● **The problem**: Copy each of the entries below, keeping every character unchanged.

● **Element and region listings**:
——————
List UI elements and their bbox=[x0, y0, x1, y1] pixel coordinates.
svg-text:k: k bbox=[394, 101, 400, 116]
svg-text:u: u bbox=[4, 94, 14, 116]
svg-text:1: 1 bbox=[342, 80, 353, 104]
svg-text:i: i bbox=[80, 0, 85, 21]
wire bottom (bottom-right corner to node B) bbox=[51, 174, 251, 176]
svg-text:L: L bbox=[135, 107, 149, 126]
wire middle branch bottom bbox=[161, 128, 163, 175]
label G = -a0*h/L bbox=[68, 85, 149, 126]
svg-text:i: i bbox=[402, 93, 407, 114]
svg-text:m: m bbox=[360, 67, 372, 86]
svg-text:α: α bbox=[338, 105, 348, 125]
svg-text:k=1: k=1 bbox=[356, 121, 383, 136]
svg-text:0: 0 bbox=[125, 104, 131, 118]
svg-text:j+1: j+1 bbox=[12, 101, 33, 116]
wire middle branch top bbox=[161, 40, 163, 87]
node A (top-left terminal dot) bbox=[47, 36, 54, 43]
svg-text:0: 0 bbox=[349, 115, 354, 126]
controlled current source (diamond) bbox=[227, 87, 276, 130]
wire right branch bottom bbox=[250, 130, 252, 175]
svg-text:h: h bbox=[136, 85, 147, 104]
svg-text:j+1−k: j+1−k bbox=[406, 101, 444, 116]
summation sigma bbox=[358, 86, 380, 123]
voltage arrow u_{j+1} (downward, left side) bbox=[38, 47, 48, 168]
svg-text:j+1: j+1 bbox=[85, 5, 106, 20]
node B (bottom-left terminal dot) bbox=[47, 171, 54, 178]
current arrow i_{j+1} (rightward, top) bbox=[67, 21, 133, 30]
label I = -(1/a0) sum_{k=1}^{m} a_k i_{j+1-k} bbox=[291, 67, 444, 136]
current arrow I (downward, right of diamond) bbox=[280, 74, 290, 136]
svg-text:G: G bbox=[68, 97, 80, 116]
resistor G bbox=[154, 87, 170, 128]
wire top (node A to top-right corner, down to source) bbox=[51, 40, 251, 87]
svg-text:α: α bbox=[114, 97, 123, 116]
——————
● **Solution**:
List UI elements and their bbox=[x0, y0, x1, y1] pixel coordinates.
svg-text:k: k bbox=[394, 101, 400, 116]
svg-text:u: u bbox=[4, 94, 14, 116]
svg-text:1: 1 bbox=[342, 80, 353, 104]
svg-text:i: i bbox=[80, 0, 85, 21]
wire bottom (bottom-right corner to node B) bbox=[51, 174, 251, 176]
svg-text:L: L bbox=[135, 107, 149, 126]
wire middle branch bottom bbox=[161, 128, 163, 175]
label G = -a0*h/L bbox=[68, 85, 149, 126]
svg-text:i: i bbox=[402, 93, 407, 114]
svg-text:m: m bbox=[360, 67, 372, 86]
svg-text:α: α bbox=[338, 105, 348, 125]
svg-text:k=1: k=1 bbox=[356, 121, 383, 136]
svg-text:0: 0 bbox=[125, 104, 131, 118]
svg-text:j+1: j+1 bbox=[12, 101, 33, 116]
wire middle branch top bbox=[161, 40, 163, 87]
node A (top-left terminal dot) bbox=[47, 36, 54, 43]
svg-text:0: 0 bbox=[349, 115, 354, 126]
controlled current source (diamond) bbox=[227, 87, 276, 130]
wire right branch bottom bbox=[250, 130, 252, 175]
svg-text:h: h bbox=[136, 85, 147, 104]
svg-text:j+1−k: j+1−k bbox=[406, 101, 444, 116]
summation sigma bbox=[358, 86, 380, 123]
voltage arrow u_{j+1} (downward, left side) bbox=[38, 47, 48, 168]
svg-text:j+1: j+1 bbox=[85, 5, 106, 20]
node B (bottom-left terminal dot) bbox=[47, 171, 54, 178]
current arrow i_{j+1} (rightward, top) bbox=[67, 21, 133, 30]
label I = -(1/a0) sum_{k=1}^{m} a_k i_{j+1-k} bbox=[291, 67, 444, 136]
current arrow I (downward, right of diamond) bbox=[280, 74, 290, 136]
svg-text:G: G bbox=[68, 97, 80, 116]
resistor G bbox=[154, 87, 170, 128]
wire top (node A to top-right corner, down to source) bbox=[51, 40, 251, 87]
svg-text:α: α bbox=[114, 97, 123, 116]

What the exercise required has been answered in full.